§ Task instructions: Could you print every record below exactly as it appears?

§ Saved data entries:
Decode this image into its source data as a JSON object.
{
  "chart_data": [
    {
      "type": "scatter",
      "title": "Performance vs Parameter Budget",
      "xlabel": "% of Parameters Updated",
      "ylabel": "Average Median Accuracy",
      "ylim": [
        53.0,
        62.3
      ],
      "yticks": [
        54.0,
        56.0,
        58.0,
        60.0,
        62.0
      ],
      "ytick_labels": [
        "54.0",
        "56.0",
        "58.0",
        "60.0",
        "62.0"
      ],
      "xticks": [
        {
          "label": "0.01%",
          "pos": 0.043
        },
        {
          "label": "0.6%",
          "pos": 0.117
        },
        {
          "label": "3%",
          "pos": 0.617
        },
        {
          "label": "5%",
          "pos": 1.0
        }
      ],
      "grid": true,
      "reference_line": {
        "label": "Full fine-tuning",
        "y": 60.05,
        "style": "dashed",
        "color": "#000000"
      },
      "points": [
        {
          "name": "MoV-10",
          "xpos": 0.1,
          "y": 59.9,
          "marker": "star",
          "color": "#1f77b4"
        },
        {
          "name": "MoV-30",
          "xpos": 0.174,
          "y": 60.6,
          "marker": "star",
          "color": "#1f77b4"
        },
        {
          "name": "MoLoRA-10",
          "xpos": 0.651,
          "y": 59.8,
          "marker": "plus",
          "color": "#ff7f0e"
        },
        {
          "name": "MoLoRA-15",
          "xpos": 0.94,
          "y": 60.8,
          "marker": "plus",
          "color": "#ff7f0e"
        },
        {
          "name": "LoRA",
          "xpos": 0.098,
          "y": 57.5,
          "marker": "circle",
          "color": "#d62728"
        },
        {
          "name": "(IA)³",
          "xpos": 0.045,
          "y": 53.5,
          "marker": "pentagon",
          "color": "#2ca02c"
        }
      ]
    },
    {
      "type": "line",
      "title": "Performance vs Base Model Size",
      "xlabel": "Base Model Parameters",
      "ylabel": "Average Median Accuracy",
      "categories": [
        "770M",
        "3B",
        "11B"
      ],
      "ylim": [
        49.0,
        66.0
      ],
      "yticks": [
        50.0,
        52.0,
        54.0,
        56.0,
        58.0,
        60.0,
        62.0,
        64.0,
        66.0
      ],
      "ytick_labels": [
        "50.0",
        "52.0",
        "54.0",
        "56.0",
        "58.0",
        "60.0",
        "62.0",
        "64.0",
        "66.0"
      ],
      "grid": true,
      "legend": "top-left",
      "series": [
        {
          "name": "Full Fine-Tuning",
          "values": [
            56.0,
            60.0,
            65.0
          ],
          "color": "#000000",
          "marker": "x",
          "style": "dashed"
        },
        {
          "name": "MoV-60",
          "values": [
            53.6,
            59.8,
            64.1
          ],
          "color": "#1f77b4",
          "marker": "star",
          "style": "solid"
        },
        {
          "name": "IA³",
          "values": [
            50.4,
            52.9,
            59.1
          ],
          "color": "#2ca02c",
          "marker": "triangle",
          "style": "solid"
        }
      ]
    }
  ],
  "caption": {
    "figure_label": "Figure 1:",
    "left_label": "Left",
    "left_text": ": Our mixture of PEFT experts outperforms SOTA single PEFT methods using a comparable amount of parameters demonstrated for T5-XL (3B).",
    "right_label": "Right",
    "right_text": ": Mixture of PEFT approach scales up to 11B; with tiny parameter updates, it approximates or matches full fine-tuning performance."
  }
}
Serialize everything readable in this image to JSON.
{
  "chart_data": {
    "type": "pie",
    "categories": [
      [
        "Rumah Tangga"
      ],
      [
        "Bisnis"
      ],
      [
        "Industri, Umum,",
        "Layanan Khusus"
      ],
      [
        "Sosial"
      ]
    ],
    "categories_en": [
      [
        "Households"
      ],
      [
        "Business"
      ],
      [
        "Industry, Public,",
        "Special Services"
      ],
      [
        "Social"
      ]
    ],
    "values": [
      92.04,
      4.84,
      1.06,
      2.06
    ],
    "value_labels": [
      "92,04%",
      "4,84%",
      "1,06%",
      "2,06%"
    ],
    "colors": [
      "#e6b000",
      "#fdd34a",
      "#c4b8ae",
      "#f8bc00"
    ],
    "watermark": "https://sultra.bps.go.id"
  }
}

§ Output of the task:
Decode this image into its source data as a JSON object.
{
  "chart_data": [
    {
      "type": "scatter",
      "title": "Performance vs Parameter Budget",
      "xlabel": "% of Parameters Updated",
      "ylabel": "Average Median Accuracy",
      "ylim": [
        53.0,
        62.3
      ],
      "yticks": [
        54.0,
        56.0,
        58.0,
        60.0,
        62.0
      ],
      "ytick_labels": [
        "54.0",
        "56.0",
        "58.0",
        "60.0",
        "62.0"
      ],
      "xticks": [
        {
          "label": "0.01%",
          "pos": 0.043
        },
        {
          "label": "0.6%",
          "pos": 0.117
        },
        {
          "label": "3%",
          "pos": 0.617
        },
        {
          "label": "5%",
          "pos": 1.0
        }
      ],
      "grid": true,
      "reference_line": {
        "label": "Full fine-tuning",
        "y": 60.05,
        "style": "dashed",
        "color": "#000000"
      },
      "points": [
        {
          "name": "MoV-10",
          "xpos": 0.1,
          "y": 59.9,
          "marker": "star",
          "color": "#1f77b4"
        },
        {
          "name": "MoV-30",
          "xpos": 0.174,
          "y": 60.6,
          "marker": "star",
          "color": "#1f77b4"
        },
        {
          "name": "MoLoRA-10",
          "xpos": 0.651,
          "y": 59.8,
          "marker": "plus",
          "color": "#ff7f0e"
        },
        {
          "name": "MoLoRA-15",
          "xpos": 0.94,
          "y": 60.8,
          "marker": "plus",
          "color": "#ff7f0e"
        },
        {
          "name": "LoRA",
          "xpos": 0.098,
          "y": 57.5,
          "marker": "circle",
          "color": "#d62728"
        },
        {
          "name": "(IA)³",
          "xpos": 0.045,
          "y": 53.5,
          "marker": "pentagon",
          "color": "#2ca02c"
        }
      ]
    },
    {
      "type": "line",
      "title": "Performance vs Base Model Size",
      "xlabel": "Base Model Parameters",
      "ylabel": "Average Median Accuracy",
      "categories": [
        "770M",
        "3B",
        "11B"
      ],
      "ylim": [
        49.0,
        66.0
      ],
      "yticks": [
        50.0,
        52.0,
        54.0,
        56.0,
        58.0,
        60.0,
        62.0,
        64.0,
        66.0
      ],
      "ytick_labels": [
        "50.0",
        "52.0",
        "54.0",
        "56.0",
        "58.0",
        "60.0",
        "62.0",
        "64.0",
        "66.0"
      ],
      "grid": true,
      "legend": "top-left",
      "series": [
        {
          "name": "Full Fine-Tuning",
          "values": [
            56.0,
            60.0,
            65.0
          ],
          "color": "#000000",
          "marker": "x",
          "style": "dashed"
        },
        {
          "name": "MoV-60",
          "values": [
            53.6,
            59.8,
            64.1
          ],
          "color": "#1f77b4",
          "marker": "star",
          "style": "solid"
        },
        {
          "name": "IA³",
          "values": [
            50.4,
            52.9,
            59.1
          ],
          "color": "#2ca02c",
          "marker": "triangle",
          "style": "solid"
        }
      ]
    }
  ],
  "caption": {
    "figure_label": "Figure 1:",
    "left_label": "Left",
    "left_text": ": Our mixture of PEFT experts outperforms SOTA single PEFT methods using a comparable amount of parameters demonstrated for T5-XL (3B).",
    "right_label": "Right",
    "right_text": ": Mixture of PEFT approach scales up to 11B; with tiny parameter updates, it approximates or matches full fine-tuning performance."
  }
}
Serialize everything readable in this image to JSON.
{
  "chart_data": {
    "type": "pie",
    "categories": [
      [
        "Rumah Tangga"
      ],
      [
        "Bisnis"
      ],
      [
        "Industri, Umum,",
        "Layanan Khusus"
      ],
      [
        "Sosial"
      ]
    ],
    "categories_en": [
      [
        "Households"
      ],
      [
        "Business"
      ],
      [
        "Industry, Public,",
        "Special Services"
      ],
      [
        "Social"
      ]
    ],
    "values": [
      92.04,
      4.84,
      1.06,
      2.06
    ],
    "value_labels": [
      "92,04%",
      "4,84%",
      "1,06%",
      "2,06%"
    ],
    "colors": [
      "#e6b000",
      "#fdd34a",
      "#c4b8ae",
      "#f8bc00"
    ],
    "watermark": "https://sultra.bps.go.id"
  }
}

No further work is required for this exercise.